Aim = Below are some records. Count the lines with "Point" in them and give nothing but the total.

**** Provided entries

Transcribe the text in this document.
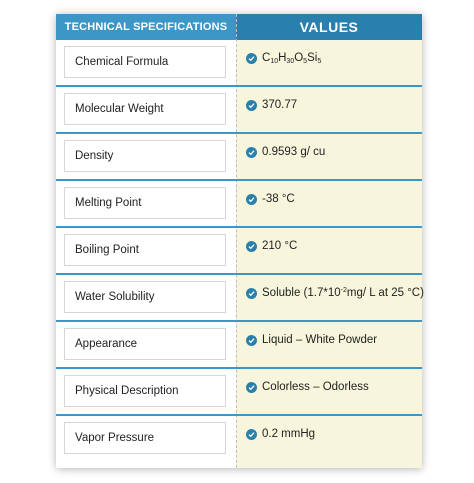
TECHNICAL SPECIFICATIONS	VALUES
Chemical Formula	$C_{10}H_{30}O_5Si_5$
Molecular Weight	370.77
Density	0.9593 g/ cu
Melting Point	-38 °C
Boiling Point	210 °C
Water Solubility	Soluble ($1.7*10^{-2}mg/$ L at 25 °C)
Appearance	Liquid – White Powder
Physical Description	Colorless – Odorless
Vapor Pressure	0.2 mmHg
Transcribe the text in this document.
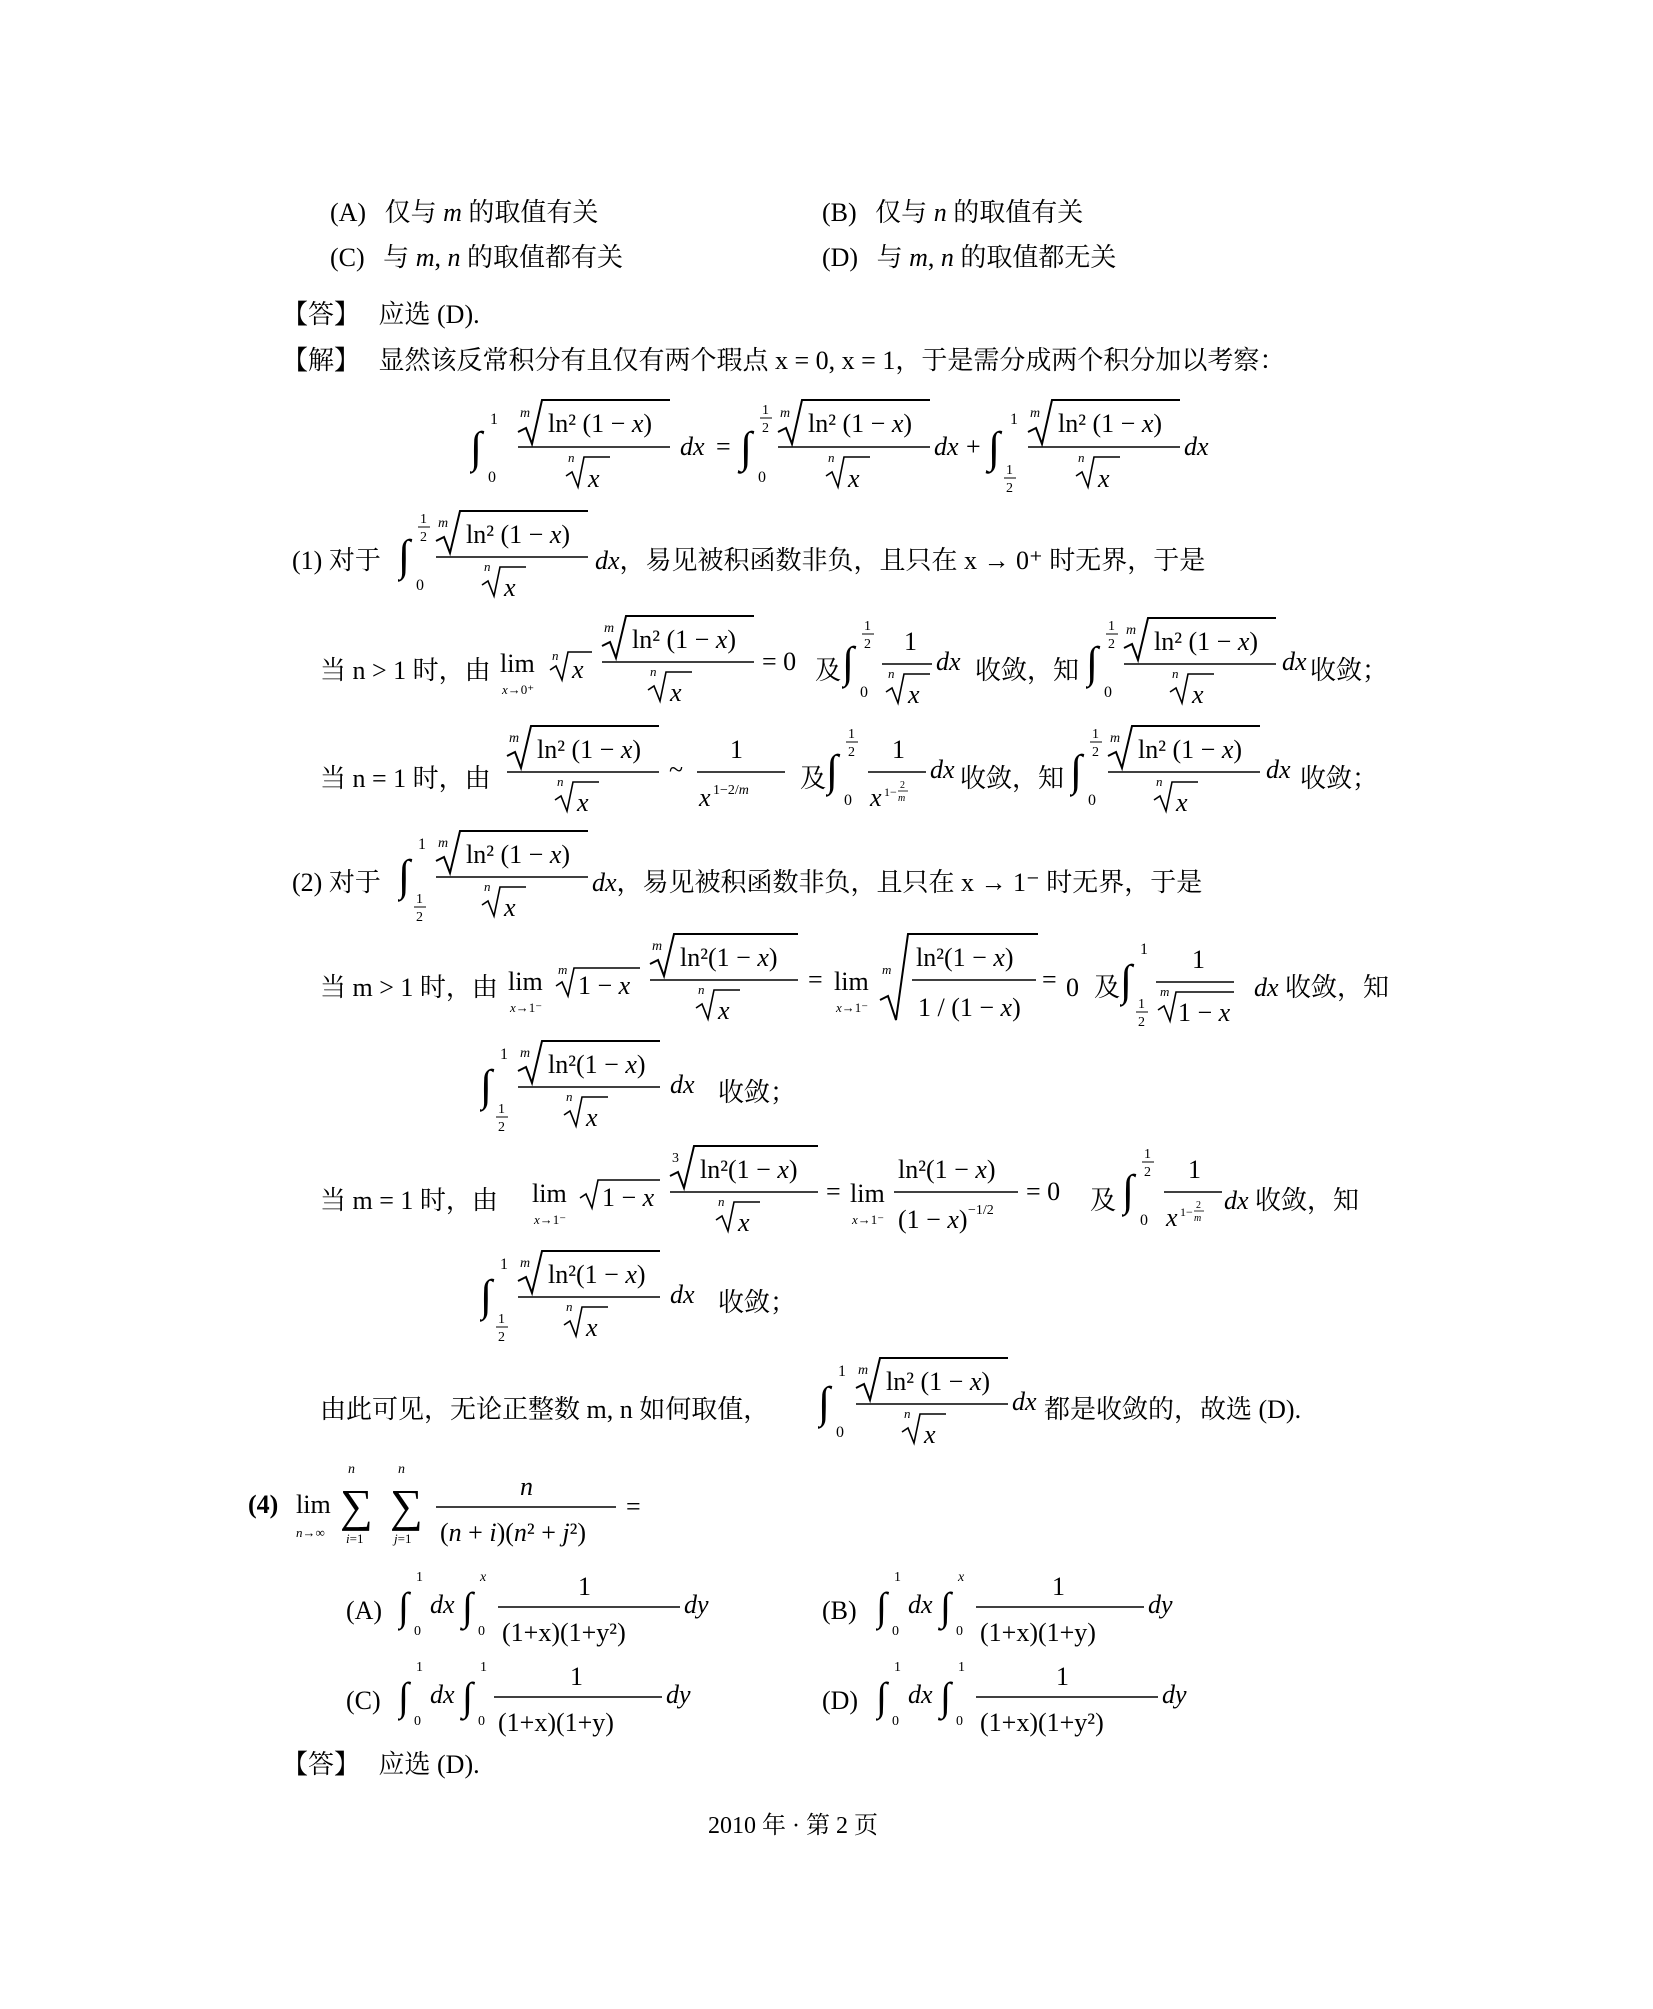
(A) 仅与 m 的取值有关	(B) 仅与 n 的取值有关
(C) 与 m, n 的取值都有关	(D) 与 m, n 的取值都无关
【答】 应选 (D).
【解】 显然该反常积分有且仅有两个瑕点 x = 0, x = 1，于是需分成两个积分加以考察：
∫
1
0
m ln² (1 − x)
n
x
dx = ∫
1
2
0
m ln² (1 − x)
n
x
dx + ∫
1
1
2
m ln² (1 − x)
n
x
dx
(1) 对于 ∫
1
2
0
m ln² (1 − x)
n
x
dx，易见被积函数非负，且只在 x → 0⁺ 时无界，于是
当 n > 1 时，由 lim
x→0⁺
n x
m ln² (1 − x)
n
x
= 0 及 ∫
1
2
0
1
n
x
dx 收敛，知 ∫
1
2
0
m ln² (1 − x)
n
x
dx 收敛；
当 n = 1 时，由
m ln² (1 − x)
n
x
~
1
x 1−2/m 及 ∫
1
2
0
1
x 1− 2
m
dx 收敛，知 ∫
1
2
0
m ln² (1 − x)
n
x
dx 收敛；
(2) 对于 ∫
1
1
2
m ln² (1 − x)
n
x
dx，易见被积函数非负，且只在 x → 1⁻ 时无界，于是
当 m > 1 时，由 lim
x→1⁻
m
1 − x
m ln²(1 − x)
n
x
= lim
x→1⁻
m ln²(1 − x)
1 / (1 − x)
= 0 及 ∫
1
1
2
1
m
1 − x
dx 收敛，知
∫
1
1
2
m ln²(1 − x)
n
x
dx 收敛；
当 m = 1 时，由 lim
x→1⁻
1 − x
3 ln²(1 − x)
n
x
= lim
x→1⁻
ln²(1 − x)
(1 − x) −1/2
= 0 及 ∫
1
2
0
1
x 1− 2
m
dx 收敛，知
∫
1
1
2
m ln²(1 − x)
n
x
dx 收敛；
由此可见，无论正整数 m, n 如何取值， ∫
1
0
m ln² (1 − x)
n
x
dx 都是收敛的，故选 (D).
(4) lim
n→∞
n
∑
i=1
n
∑
j=1
n
(n + i)(n² + j²)
=
(A) ∫
1
0
dx ∫
x
0
1
(1+x)(1+y²)
dy	(B) ∫
1
0
dx ∫
x
0
1
(1+x)(1+y)
dy
(C) ∫
1
0
dx ∫
1
0
1
(1+x)(1+y)
dy	(D) ∫
1
0
dx ∫
1
0
1
(1+x)(1+y²)
dy
【答】 应选 (D).
2010 年 · 第 2 页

********

Worked solution = 2